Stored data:
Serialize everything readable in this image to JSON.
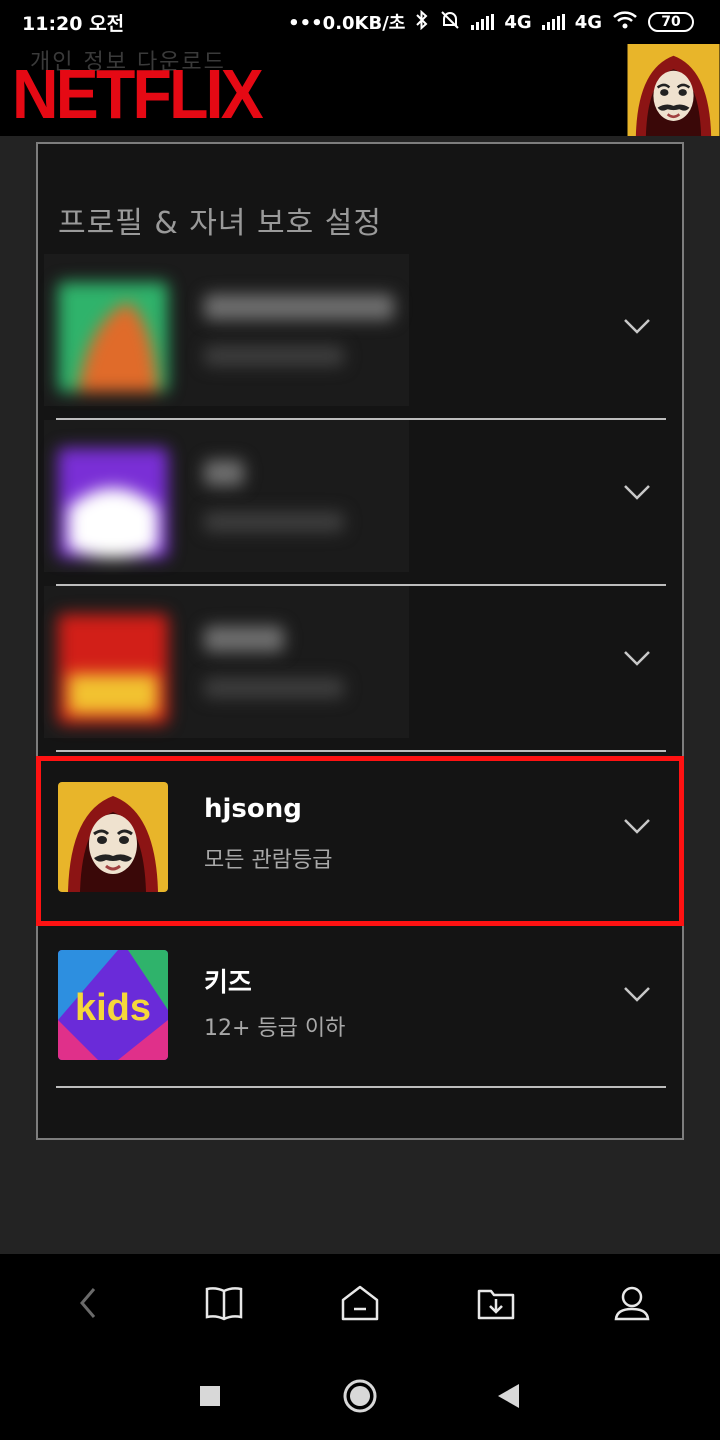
{
  "status_bar": {
    "time": "11:20 오전",
    "network_speed": "•••0.0KB/초",
    "signal1_label": "4G",
    "signal2_label": "4G",
    "battery": "70"
  },
  "header": {
    "ghost_text": "개인 정보 다운로드",
    "logo": "NETFLIX",
    "brand_color": "#e50914"
  },
  "panel": {
    "title": "프로필 & 자녀 보호 설정",
    "profiles": [
      {
        "name": "",
        "subtitle": "",
        "blurred": true,
        "avatar_color": "#2fb36b"
      },
      {
        "name": "",
        "subtitle": "",
        "blurred": true,
        "avatar_color": "#7a2fd6"
      },
      {
        "name": "",
        "subtitle": "",
        "blurred": true,
        "avatar_color": "#d21f18"
      },
      {
        "name": "hjsong",
        "subtitle": "모든 관람등급",
        "blurred": false,
        "avatar": "mask-avatar",
        "highlighted": true
      },
      {
        "name": "키즈",
        "subtitle": "12+ 등급 이하",
        "blurred": false,
        "avatar": "kids-avatar",
        "avatar_text": "kids"
      }
    ]
  },
  "highlight_color": "#ff1212",
  "bottom_nav": [
    "back-icon",
    "book-icon",
    "home-icon",
    "download-folder-icon",
    "profile-icon"
  ],
  "system_nav": [
    "recents-icon",
    "home-circle-icon",
    "back-triangle-icon"
  ]
}
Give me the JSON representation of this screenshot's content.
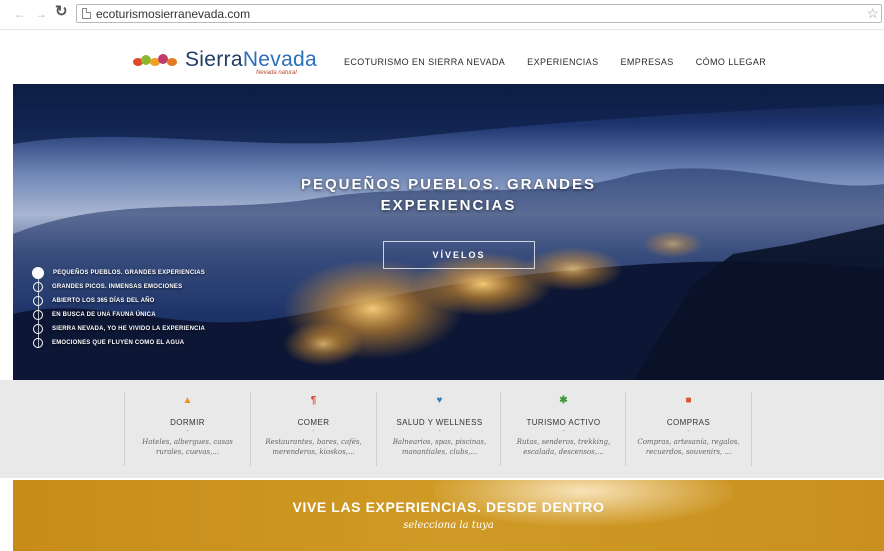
{
  "browser": {
    "url": "ecoturismosierranevada.com"
  },
  "header": {
    "logo_primary": "Sierra",
    "logo_secondary": "Nevada",
    "logo_tagline": "Nevada natural",
    "nav": [
      {
        "label": "ECOTURISMO EN SIERRA NEVADA"
      },
      {
        "label": "EXPERIENCIAS"
      },
      {
        "label": "EMPRESAS"
      },
      {
        "label": "CÓMO LLEGAR"
      }
    ]
  },
  "hero": {
    "title_line1": "PEQUEÑOS PUEBLOS. GRANDES",
    "title_line2": "EXPERIENCIAS",
    "cta_label": "VÍVELOS",
    "slides": [
      {
        "label": "PEQUEÑOS PUEBLOS. GRANDES EXPERIENCIAS",
        "active": true
      },
      {
        "label": "GRANDES PICOS. INMENSAS EMOCIONES",
        "active": false
      },
      {
        "label": "ABIERTO LOS 365 DÍAS DEL AÑO",
        "active": false
      },
      {
        "label": "EN BUSCA DE UNA FAUNA ÚNICA",
        "active": false
      },
      {
        "label": "SIERRA NEVADA, YO HE VIVIDO LA EXPERIENCIA",
        "active": false
      },
      {
        "label": "EMOCIONES QUE FLUYEN COMO EL AGUA",
        "active": false
      }
    ]
  },
  "categories": [
    {
      "icon": "house-icon",
      "title": "DORMIR",
      "dash": "-",
      "desc_line1": "Hoteles, albergues, casas",
      "desc_line2": "rurales, cuevas,...",
      "color": "#e8941f"
    },
    {
      "icon": "fork-knife-icon",
      "title": "COMER",
      "dash": "-",
      "desc_line1": "Restaurantes, bares, cafés,",
      "desc_line2": "merenderos, kioskos,...",
      "color": "#d9432b"
    },
    {
      "icon": "heart-icon",
      "title": "SALUD Y WELLNESS",
      "dash": "-",
      "desc_line1": "Balnearios, spas, piscinas,",
      "desc_line2": "manantiales, clubs,...",
      "color": "#2f7fc4"
    },
    {
      "icon": "hiker-icon",
      "title": "TURISMO ACTIVO",
      "dash": "-",
      "desc_line1": "Rutas, senderos, trekking,",
      "desc_line2": "escalada, descensos,...",
      "color": "#3a9a3a"
    },
    {
      "icon": "basket-icon",
      "title": "COMPRAS",
      "dash": "-",
      "desc_line1": "Compras, artesanía, regalos,",
      "desc_line2": "recuerdos, souvenirs, ...",
      "color": "#d9552b"
    }
  ],
  "banner": {
    "title": "VIVE LAS EXPERIENCIAS. DESDE DENTRO",
    "subtitle": "selecciona la tuya"
  }
}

GIVEN REQUEST: Print all the records again exactly; do not include any picture.

CORRECT ANSWER:
Serialize everything readable in this image to JSON.
{
  "status_bar": {
    "time": "11:20 오전",
    "network_speed": "•••0.0KB/초",
    "signal1_label": "4G",
    "signal2_label": "4G",
    "battery": "70"
  },
  "header": {
    "ghost_text": "개인 정보 다운로드",
    "logo": "NETFLIX",
    "brand_color": "#e50914"
  },
  "panel": {
    "title": "프로필 & 자녀 보호 설정",
    "profiles": [
      {
        "name": "",
        "subtitle": "",
        "blurred": true,
        "avatar_color": "#2fb36b"
      },
      {
        "name": "",
        "subtitle": "",
        "blurred": true,
        "avatar_color": "#7a2fd6"
      },
      {
        "name": "",
        "subtitle": "",
        "blurred": true,
        "avatar_color": "#d21f18"
      },
      {
        "name": "hjsong",
        "subtitle": "모든 관람등급",
        "blurred": false,
        "avatar": "mask-avatar",
        "highlighted": true
      },
      {
        "name": "키즈",
        "subtitle": "12+ 등급 이하",
        "blurred": false,
        "avatar": "kids-avatar",
        "avatar_text": "kids"
      }
    ]
  },
  "highlight_color": "#ff1212",
  "bottom_nav": [
    "back-icon",
    "book-icon",
    "home-icon",
    "download-folder-icon",
    "profile-icon"
  ],
  "system_nav": [
    "recents-icon",
    "home-circle-icon",
    "back-triangle-icon"
  ]
}
Give me the JSON representation of this screenshot's content.
{
  "browser": {
    "url": "ecoturismosierranevada.com"
  },
  "header": {
    "logo_primary": "Sierra",
    "logo_secondary": "Nevada",
    "logo_tagline": "Nevada natural",
    "nav": [
      {
        "label": "ECOTURISMO EN SIERRA NEVADA"
      },
      {
        "label": "EXPERIENCIAS"
      },
      {
        "label": "EMPRESAS"
      },
      {
        "label": "CÓMO LLEGAR"
      }
    ]
  },
  "hero": {
    "title_line1": "PEQUEÑOS PUEBLOS. GRANDES",
    "title_line2": "EXPERIENCIAS",
    "cta_label": "VÍVELOS",
    "slides": [
      {
        "label": "PEQUEÑOS PUEBLOS. GRANDES EXPERIENCIAS",
        "active": true
      },
      {
        "label": "GRANDES PICOS. INMENSAS EMOCIONES",
        "active": false
      },
      {
        "label": "ABIERTO LOS 365 DÍAS DEL AÑO",
        "active": false
      },
      {
        "label": "EN BUSCA DE UNA FAUNA ÚNICA",
        "active": false
      },
      {
        "label": "SIERRA NEVADA, YO HE VIVIDO LA EXPERIENCIA",
        "active": false
      },
      {
        "label": "EMOCIONES QUE FLUYEN COMO EL AGUA",
        "active": false
      }
    ]
  },
  "categories": [
    {
      "icon": "house-icon",
      "title": "DORMIR",
      "dash": "-",
      "desc_line1": "Hoteles, albergues, casas",
      "desc_line2": "rurales, cuevas,...",
      "color": "#e8941f"
    },
    {
      "icon": "fork-knife-icon",
      "title": "COMER",
      "dash": "-",
      "desc_line1": "Restaurantes, bares, cafés,",
      "desc_line2": "merenderos, kioskos,...",
      "color": "#d9432b"
    },
    {
      "icon": "heart-icon",
      "title": "SALUD Y WELLNESS",
      "dash": "-",
      "desc_line1": "Balnearios, spas, piscinas,",
      "desc_line2": "manantiales, clubs,...",
      "color": "#2f7fc4"
    },
    {
      "icon": "hiker-icon",
      "title": "TURISMO ACTIVO",
      "dash": "-",
      "desc_line1": "Rutas, senderos, trekking,",
      "desc_line2": "escalada, descensos,...",
      "color": "#3a9a3a"
    },
    {
      "icon": "basket-icon",
      "title": "COMPRAS",
      "dash": "-",
      "desc_line1": "Compras, artesanía, regalos,",
      "desc_line2": "recuerdos, souvenirs, ...",
      "color": "#d9552b"
    }
  ],
  "banner": {
    "title": "VIVE LAS EXPERIENCIAS. DESDE DENTRO",
    "subtitle": "selecciona la tuya"
  }
}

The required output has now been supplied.